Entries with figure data
.....

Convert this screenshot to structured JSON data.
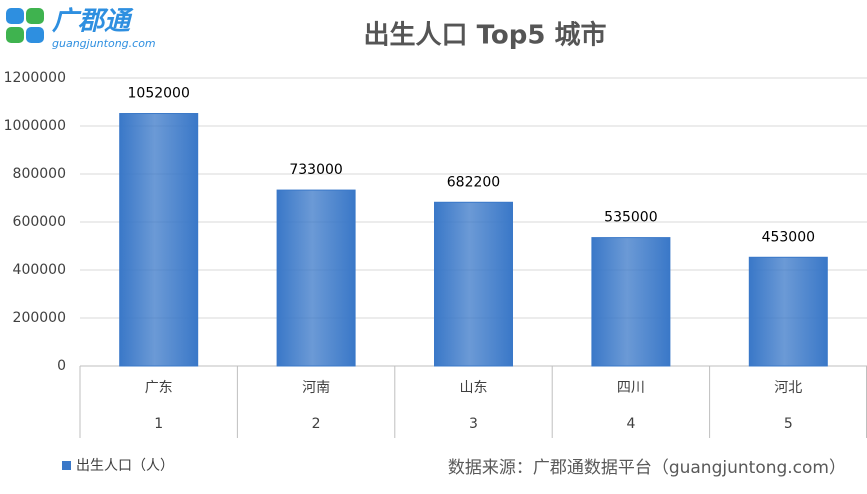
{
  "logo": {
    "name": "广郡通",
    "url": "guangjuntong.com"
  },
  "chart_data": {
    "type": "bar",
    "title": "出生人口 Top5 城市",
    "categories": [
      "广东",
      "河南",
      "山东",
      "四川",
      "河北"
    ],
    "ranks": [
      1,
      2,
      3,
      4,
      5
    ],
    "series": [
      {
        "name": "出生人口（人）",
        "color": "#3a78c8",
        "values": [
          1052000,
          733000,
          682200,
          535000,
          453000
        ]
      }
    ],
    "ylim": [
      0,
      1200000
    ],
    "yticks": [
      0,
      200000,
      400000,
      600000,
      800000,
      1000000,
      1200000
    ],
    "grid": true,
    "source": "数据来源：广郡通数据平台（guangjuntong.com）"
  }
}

.....

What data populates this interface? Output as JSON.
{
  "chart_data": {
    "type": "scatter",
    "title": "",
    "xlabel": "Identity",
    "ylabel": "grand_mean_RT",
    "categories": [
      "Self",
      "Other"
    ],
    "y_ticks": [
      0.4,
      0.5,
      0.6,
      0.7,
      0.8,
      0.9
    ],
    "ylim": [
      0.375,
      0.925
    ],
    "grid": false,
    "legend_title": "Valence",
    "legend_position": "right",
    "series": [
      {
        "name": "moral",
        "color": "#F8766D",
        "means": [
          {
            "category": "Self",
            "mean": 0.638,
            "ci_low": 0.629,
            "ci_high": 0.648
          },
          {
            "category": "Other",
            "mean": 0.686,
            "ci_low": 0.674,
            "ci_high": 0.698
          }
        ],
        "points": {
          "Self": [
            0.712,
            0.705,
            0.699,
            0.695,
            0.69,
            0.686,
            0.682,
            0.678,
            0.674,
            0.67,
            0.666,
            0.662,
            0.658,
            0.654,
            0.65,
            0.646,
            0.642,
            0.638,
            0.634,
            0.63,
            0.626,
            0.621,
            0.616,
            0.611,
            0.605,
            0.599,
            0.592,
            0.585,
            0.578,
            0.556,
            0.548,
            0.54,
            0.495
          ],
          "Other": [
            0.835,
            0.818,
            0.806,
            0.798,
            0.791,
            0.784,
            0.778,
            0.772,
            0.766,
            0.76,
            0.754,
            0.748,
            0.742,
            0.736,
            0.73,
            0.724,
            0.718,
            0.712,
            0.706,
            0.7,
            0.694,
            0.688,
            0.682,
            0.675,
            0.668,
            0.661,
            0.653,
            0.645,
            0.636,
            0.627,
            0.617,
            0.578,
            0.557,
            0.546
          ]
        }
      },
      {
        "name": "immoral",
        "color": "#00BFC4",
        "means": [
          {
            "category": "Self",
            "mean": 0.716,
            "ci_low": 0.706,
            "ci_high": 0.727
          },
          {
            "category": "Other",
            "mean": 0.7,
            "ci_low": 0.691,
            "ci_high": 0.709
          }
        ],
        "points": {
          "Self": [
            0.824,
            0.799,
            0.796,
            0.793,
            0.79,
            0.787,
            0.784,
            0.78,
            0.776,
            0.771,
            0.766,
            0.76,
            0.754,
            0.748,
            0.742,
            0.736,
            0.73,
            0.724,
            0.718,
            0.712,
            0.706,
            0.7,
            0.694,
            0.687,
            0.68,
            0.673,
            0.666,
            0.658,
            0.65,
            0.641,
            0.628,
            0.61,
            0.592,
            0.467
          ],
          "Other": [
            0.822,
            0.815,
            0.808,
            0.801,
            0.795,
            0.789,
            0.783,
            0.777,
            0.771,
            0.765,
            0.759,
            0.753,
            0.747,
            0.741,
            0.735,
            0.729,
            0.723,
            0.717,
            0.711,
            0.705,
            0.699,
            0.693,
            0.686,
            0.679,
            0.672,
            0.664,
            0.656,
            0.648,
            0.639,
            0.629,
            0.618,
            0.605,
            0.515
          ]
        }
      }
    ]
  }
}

.....

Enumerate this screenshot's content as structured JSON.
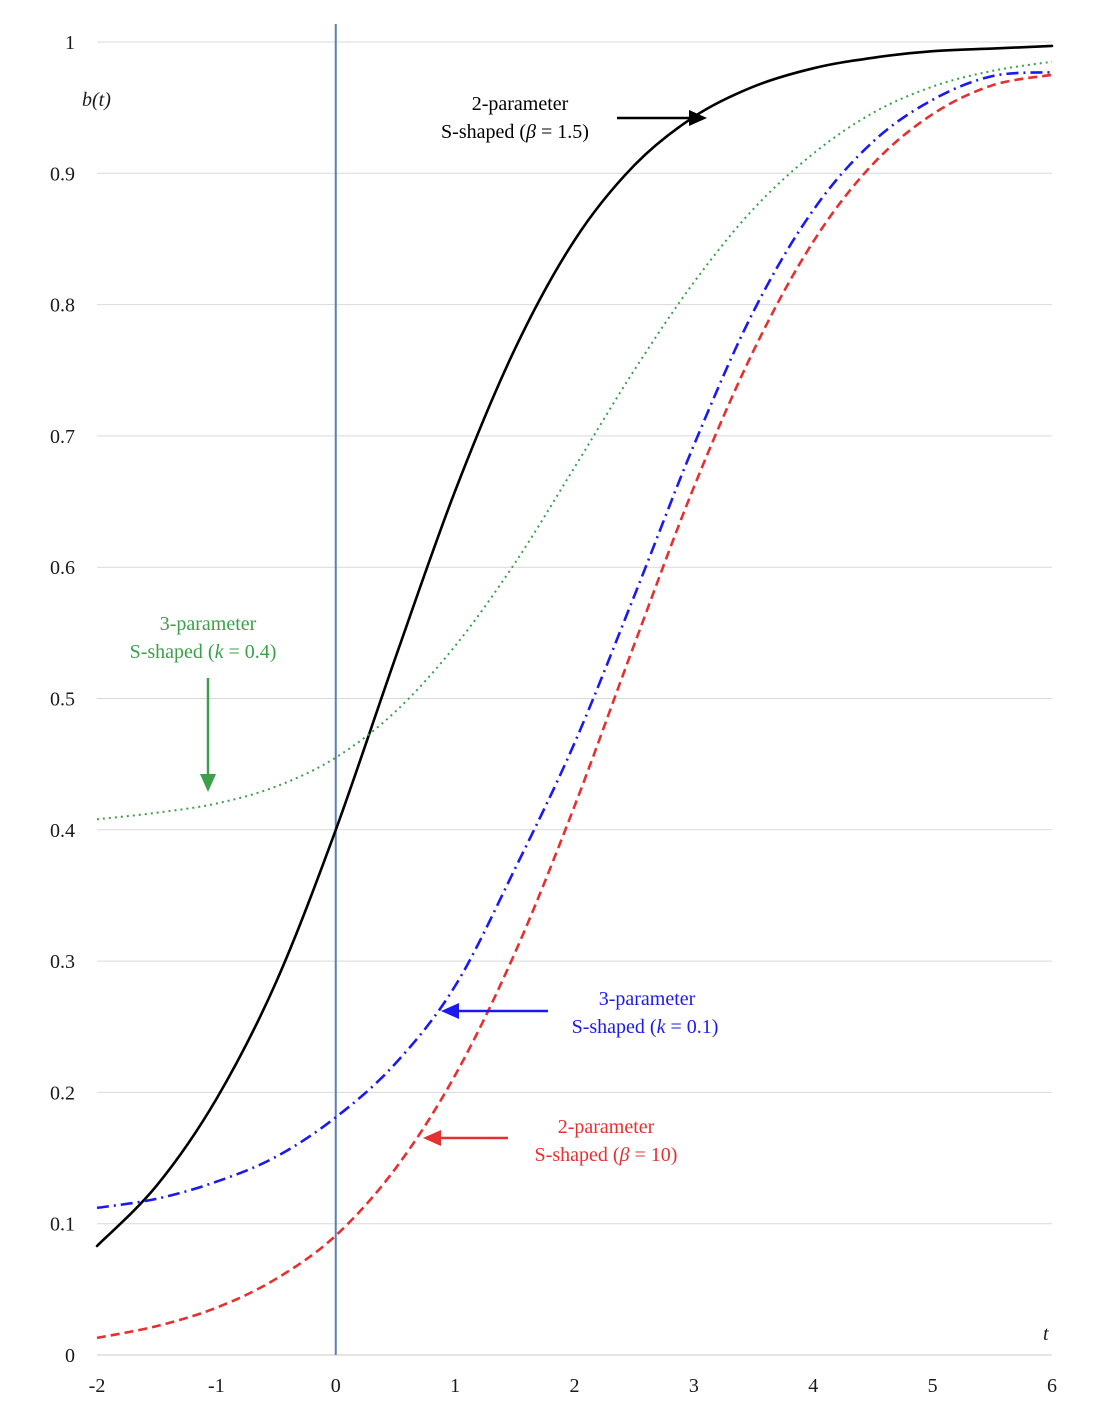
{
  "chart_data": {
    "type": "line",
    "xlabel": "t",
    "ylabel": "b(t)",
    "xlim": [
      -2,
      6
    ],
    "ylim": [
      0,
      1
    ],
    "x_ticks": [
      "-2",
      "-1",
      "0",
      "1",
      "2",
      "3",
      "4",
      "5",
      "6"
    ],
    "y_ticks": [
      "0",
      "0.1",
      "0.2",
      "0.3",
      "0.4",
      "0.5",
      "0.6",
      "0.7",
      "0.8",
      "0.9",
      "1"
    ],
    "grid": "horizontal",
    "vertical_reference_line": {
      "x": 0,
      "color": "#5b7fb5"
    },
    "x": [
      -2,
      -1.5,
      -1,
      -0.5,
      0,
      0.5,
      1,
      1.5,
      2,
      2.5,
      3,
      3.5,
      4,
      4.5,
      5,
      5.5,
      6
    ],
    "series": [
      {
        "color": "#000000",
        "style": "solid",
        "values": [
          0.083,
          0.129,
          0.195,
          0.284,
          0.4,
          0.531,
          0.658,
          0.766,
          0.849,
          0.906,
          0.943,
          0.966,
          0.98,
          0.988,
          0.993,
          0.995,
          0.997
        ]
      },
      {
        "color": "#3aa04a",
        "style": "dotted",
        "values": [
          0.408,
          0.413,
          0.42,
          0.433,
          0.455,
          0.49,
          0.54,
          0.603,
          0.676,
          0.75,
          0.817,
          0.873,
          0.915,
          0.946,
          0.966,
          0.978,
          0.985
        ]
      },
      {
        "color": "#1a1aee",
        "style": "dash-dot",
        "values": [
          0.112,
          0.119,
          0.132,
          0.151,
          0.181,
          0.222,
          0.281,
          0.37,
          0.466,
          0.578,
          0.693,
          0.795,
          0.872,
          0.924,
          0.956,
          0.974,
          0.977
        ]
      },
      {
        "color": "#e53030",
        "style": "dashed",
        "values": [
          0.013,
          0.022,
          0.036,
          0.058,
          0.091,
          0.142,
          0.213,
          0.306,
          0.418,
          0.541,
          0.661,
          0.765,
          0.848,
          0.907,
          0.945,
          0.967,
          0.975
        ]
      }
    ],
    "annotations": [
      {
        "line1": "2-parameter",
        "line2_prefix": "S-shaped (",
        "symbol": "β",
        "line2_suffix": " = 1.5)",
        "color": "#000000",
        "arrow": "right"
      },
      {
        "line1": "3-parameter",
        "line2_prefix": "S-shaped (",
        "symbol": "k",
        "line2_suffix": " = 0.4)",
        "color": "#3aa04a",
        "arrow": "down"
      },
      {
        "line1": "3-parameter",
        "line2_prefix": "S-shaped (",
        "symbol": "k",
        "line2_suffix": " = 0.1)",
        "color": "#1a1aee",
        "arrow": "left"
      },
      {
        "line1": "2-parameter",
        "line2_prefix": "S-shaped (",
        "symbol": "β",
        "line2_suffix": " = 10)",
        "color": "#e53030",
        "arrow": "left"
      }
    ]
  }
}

.....

• _SET TASK_: Find every line in the records above that holds the word "style", and copy each one.

• _RESPONSE BELOW_:
        "style": "solid",
        "style": "dotted",
        "style": "dash-dot",
        "style": "dashed",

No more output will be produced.